*** PROVIDED DATA
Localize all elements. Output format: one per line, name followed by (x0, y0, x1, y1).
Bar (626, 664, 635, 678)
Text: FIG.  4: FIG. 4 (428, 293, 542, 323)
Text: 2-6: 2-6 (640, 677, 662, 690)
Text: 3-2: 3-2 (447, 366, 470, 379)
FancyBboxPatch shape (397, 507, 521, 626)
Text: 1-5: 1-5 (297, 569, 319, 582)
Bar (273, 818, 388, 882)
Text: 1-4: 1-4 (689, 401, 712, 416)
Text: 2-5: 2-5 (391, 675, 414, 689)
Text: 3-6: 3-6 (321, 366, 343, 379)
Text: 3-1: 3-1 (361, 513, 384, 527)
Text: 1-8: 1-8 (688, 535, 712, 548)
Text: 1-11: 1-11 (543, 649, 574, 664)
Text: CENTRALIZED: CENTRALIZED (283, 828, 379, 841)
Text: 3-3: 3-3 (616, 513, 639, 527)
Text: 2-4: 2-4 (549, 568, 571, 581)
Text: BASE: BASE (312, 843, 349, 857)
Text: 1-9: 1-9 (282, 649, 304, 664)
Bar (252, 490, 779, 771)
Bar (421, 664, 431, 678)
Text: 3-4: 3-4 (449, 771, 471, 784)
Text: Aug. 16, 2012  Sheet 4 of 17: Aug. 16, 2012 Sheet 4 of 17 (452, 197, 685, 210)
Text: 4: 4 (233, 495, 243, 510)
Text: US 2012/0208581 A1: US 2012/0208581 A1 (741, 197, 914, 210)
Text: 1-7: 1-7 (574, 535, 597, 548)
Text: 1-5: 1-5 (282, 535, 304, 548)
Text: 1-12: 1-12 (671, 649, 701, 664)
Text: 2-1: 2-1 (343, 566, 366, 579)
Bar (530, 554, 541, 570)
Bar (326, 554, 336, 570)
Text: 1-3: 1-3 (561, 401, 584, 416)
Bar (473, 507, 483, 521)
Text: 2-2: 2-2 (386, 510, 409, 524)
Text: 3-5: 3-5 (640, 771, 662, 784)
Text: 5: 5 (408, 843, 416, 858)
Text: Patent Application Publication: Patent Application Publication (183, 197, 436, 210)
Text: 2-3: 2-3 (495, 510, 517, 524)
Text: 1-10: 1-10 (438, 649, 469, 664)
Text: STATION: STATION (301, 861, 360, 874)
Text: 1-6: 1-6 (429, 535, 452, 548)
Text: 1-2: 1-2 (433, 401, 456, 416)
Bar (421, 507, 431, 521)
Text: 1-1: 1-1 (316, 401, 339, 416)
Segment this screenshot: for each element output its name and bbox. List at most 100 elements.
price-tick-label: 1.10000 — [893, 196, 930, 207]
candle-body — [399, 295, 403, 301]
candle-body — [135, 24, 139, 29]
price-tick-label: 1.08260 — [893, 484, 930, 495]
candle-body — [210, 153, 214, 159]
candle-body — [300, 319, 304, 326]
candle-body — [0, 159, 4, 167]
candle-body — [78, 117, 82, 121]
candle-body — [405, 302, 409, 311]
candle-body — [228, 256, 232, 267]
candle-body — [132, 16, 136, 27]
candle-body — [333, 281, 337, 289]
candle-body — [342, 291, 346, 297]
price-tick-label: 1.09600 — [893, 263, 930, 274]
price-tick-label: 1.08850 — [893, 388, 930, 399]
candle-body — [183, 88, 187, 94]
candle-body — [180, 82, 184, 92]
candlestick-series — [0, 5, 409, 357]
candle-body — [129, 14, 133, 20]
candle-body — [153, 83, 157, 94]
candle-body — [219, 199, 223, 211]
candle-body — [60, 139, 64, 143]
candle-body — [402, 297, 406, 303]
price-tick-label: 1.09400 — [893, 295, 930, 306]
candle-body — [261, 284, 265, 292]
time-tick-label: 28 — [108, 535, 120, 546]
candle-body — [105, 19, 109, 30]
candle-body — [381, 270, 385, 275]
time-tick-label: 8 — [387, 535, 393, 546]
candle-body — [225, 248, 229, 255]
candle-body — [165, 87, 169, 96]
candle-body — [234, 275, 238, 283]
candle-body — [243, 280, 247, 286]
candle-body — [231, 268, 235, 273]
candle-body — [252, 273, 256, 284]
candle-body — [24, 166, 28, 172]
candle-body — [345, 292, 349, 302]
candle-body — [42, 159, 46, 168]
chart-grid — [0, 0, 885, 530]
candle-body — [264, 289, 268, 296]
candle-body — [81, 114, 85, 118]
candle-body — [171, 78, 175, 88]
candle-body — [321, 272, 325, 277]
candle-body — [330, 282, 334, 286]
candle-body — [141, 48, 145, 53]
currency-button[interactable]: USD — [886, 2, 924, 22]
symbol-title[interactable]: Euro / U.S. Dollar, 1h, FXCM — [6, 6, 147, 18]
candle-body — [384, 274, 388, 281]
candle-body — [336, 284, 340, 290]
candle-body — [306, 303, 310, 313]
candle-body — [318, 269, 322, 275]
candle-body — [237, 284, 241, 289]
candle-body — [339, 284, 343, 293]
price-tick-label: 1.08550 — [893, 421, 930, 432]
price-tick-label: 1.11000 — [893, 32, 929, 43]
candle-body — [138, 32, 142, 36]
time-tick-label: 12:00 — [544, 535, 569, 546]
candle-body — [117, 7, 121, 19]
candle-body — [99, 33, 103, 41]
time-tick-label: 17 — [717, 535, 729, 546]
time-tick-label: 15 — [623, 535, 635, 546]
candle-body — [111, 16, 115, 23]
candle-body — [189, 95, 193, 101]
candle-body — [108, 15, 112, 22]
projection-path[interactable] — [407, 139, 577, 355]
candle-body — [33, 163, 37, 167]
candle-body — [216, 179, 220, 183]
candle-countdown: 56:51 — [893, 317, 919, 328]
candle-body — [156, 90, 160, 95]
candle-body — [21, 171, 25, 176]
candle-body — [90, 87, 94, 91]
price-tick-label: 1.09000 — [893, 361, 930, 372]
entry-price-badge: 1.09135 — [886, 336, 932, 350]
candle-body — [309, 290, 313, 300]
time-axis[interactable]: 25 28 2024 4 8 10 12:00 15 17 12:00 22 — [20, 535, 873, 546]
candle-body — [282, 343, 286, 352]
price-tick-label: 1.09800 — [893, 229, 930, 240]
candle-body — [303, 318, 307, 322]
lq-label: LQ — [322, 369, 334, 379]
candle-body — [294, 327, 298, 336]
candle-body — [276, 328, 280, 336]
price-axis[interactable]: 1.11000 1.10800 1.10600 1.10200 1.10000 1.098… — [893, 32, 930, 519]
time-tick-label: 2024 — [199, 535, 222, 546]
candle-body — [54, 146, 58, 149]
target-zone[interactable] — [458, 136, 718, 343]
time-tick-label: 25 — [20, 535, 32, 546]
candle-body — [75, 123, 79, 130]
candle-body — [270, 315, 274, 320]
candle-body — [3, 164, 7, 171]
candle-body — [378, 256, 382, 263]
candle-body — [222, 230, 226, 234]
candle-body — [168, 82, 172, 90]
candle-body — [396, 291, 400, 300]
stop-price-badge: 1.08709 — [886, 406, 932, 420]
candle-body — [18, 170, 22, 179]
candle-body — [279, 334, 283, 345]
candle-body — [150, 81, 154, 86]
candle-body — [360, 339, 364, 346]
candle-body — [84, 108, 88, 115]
******
SET PROBLEM: Rewrite everything from the first row down through the row containing "Text: 4: 4 (233, 495, 243, 510)", replacing "CENTRALIZED" with "REMOTE" and keeping the rest unchanged.

WRITTEN SOLUTION:
Localize all elements. Output format: one per line, name followed by (x0, y0, x1, y1).
Bar (626, 664, 635, 678)
Text: FIG.  4: FIG. 4 (428, 293, 542, 323)
Text: 2-6: 2-6 (640, 677, 662, 690)
Text: 3-2: 3-2 (447, 366, 470, 379)
FancyBboxPatch shape (397, 507, 521, 626)
Text: 1-5: 1-5 (297, 569, 319, 582)
Bar (273, 818, 388, 882)
Text: 1-4: 1-4 (689, 401, 712, 416)
Text: 2-5: 2-5 (391, 675, 414, 689)
Text: 3-6: 3-6 (321, 366, 343, 379)
Text: 3-1: 3-1 (361, 513, 384, 527)
Text: 1-8: 1-8 (688, 535, 712, 548)
Text: 1-11: 1-11 (543, 649, 574, 664)
Text: REMOTE: REMOTE (283, 828, 379, 841)
Text: 3-3: 3-3 (616, 513, 639, 527)
Text: 2-4: 2-4 (549, 568, 571, 581)
Text: BASE: BASE (312, 843, 349, 857)
Text: 1-9: 1-9 (282, 649, 304, 664)
Bar (252, 490, 779, 771)
Bar (421, 664, 431, 678)
Text: 3-4: 3-4 (449, 771, 471, 784)
Text: Aug. 16, 2012  Sheet 4 of 17: Aug. 16, 2012 Sheet 4 of 17 (452, 197, 685, 210)
Text: 4: 4 (233, 495, 243, 510)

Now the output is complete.